— INSTRUCTIONS FOR THE TASK —
Which lines in the records below contain the word "fundamental"? Copy each of them.

[Saved entries]
- - - -
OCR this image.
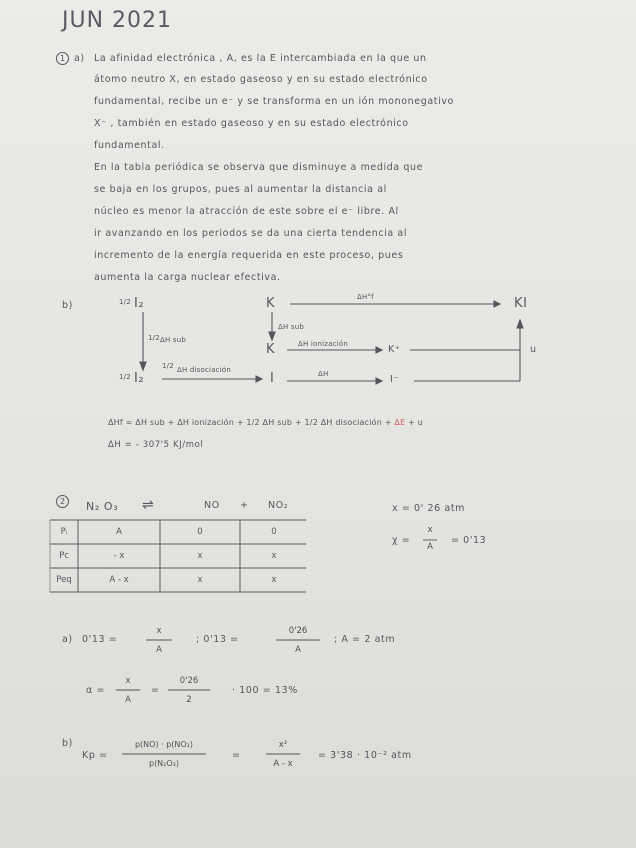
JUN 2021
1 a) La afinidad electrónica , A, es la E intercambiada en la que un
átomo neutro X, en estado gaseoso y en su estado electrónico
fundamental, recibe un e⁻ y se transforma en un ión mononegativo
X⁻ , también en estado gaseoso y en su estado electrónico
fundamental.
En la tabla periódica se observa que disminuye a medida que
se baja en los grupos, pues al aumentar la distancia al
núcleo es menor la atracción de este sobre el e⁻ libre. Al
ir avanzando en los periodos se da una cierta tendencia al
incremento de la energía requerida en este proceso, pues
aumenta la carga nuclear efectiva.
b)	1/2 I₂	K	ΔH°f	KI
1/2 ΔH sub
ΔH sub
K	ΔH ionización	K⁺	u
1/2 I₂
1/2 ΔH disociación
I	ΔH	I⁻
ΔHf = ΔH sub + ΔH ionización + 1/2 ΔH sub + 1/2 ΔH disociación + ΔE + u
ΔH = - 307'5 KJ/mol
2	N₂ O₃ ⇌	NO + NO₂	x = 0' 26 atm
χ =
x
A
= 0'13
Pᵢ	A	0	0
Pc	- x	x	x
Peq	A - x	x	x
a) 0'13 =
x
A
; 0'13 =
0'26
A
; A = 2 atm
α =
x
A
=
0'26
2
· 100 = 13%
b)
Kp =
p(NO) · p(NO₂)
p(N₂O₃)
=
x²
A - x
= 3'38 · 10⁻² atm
- - - -
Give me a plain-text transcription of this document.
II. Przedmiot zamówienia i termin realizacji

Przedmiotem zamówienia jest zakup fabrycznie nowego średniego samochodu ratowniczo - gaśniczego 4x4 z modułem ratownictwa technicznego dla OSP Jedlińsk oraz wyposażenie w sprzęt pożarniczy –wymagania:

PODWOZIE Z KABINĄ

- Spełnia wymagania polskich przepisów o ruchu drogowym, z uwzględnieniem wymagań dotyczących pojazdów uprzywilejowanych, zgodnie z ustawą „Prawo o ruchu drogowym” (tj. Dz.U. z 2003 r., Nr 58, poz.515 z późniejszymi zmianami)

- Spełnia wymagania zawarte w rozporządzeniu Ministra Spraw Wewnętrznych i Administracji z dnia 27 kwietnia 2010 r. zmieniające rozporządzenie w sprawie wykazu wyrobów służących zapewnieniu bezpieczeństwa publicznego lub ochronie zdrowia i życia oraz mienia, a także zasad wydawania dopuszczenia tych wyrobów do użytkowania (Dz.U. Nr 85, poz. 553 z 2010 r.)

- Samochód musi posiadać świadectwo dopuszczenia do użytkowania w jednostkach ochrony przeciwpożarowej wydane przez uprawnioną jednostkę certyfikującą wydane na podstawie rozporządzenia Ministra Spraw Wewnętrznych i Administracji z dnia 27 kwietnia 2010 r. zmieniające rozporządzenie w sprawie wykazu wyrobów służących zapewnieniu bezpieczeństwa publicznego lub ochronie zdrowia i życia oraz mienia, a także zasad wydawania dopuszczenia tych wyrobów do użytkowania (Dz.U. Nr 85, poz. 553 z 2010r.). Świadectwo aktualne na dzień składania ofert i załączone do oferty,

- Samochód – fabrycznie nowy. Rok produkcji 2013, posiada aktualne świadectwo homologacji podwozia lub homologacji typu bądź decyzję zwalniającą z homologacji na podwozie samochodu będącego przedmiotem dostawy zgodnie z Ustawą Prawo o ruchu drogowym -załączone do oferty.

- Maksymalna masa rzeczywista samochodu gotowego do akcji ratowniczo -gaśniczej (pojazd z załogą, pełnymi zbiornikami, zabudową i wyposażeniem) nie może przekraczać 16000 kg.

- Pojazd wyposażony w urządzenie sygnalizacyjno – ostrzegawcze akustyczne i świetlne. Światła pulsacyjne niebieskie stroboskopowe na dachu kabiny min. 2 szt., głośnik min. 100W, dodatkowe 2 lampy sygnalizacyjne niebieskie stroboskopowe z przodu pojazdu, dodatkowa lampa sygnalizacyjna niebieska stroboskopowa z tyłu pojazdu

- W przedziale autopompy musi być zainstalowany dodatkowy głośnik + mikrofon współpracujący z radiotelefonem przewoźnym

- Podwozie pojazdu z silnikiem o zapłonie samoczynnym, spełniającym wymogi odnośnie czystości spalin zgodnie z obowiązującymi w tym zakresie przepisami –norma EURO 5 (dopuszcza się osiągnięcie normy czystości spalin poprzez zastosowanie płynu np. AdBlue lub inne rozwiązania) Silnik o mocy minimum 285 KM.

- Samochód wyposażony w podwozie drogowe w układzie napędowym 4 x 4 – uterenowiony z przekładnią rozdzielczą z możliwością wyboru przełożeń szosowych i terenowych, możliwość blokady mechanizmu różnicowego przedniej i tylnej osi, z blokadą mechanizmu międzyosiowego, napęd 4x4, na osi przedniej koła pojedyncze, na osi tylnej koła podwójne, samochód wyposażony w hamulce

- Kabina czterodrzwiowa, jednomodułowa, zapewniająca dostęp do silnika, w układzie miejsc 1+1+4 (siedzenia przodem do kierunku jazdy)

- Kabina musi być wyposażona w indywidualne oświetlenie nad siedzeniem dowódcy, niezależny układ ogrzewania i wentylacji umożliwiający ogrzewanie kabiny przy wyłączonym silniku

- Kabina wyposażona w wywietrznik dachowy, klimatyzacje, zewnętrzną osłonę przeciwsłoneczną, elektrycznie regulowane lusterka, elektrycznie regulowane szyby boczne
- - - -
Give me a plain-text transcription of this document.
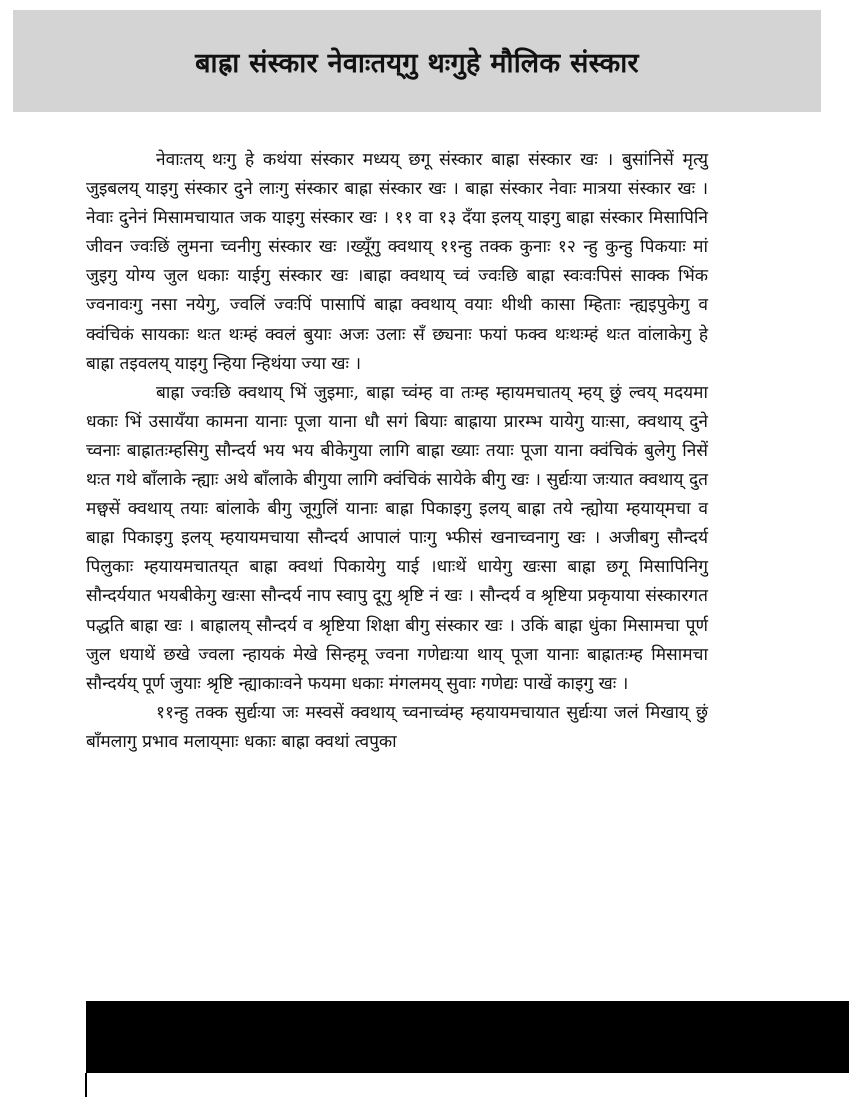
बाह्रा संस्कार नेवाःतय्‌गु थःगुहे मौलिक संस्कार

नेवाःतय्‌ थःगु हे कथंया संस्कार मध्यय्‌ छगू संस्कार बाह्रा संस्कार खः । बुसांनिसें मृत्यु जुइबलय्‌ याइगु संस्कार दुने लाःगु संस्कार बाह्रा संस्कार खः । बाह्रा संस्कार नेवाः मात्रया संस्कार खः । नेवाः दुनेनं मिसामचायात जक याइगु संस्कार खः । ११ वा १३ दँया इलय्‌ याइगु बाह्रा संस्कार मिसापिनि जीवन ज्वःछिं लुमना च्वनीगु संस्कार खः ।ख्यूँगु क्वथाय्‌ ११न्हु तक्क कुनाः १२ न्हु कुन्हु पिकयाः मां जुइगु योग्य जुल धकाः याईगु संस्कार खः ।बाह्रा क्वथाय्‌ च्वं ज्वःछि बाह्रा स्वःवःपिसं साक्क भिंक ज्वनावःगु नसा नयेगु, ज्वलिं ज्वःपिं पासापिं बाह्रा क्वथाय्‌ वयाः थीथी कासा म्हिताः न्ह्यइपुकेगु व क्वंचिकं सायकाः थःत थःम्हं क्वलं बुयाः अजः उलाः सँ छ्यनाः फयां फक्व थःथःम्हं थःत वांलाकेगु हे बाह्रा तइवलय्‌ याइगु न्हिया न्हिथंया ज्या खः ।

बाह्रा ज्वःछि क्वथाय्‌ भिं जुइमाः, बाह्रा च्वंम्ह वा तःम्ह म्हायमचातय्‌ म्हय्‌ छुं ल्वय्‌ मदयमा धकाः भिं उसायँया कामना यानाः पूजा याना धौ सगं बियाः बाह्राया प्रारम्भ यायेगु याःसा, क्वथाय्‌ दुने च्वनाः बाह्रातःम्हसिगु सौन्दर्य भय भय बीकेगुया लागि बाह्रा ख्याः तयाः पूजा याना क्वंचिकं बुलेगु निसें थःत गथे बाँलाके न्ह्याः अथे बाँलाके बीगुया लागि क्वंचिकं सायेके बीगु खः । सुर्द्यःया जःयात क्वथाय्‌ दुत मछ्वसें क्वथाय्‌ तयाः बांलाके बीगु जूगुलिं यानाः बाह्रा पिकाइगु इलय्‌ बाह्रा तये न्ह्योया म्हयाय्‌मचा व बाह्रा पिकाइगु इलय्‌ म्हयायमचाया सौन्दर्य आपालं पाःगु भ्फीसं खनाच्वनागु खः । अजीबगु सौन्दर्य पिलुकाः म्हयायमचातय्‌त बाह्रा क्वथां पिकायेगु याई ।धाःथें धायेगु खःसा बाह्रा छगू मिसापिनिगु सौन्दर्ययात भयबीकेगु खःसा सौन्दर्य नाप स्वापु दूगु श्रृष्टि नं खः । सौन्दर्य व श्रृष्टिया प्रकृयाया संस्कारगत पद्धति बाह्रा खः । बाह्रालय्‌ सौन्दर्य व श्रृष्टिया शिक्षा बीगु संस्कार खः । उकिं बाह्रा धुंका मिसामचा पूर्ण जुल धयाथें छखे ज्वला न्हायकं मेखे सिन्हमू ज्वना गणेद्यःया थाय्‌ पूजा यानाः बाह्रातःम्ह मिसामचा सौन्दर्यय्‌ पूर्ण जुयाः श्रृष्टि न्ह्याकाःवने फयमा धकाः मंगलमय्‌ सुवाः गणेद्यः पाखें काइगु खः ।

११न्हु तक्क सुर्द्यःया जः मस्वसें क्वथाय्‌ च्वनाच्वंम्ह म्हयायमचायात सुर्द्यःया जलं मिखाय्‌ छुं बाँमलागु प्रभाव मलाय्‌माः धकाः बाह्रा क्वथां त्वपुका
- - - -
— THE REPLY —
fundamental, recibe un e⁻ y se transforma en un ión mononegativo
fundamental.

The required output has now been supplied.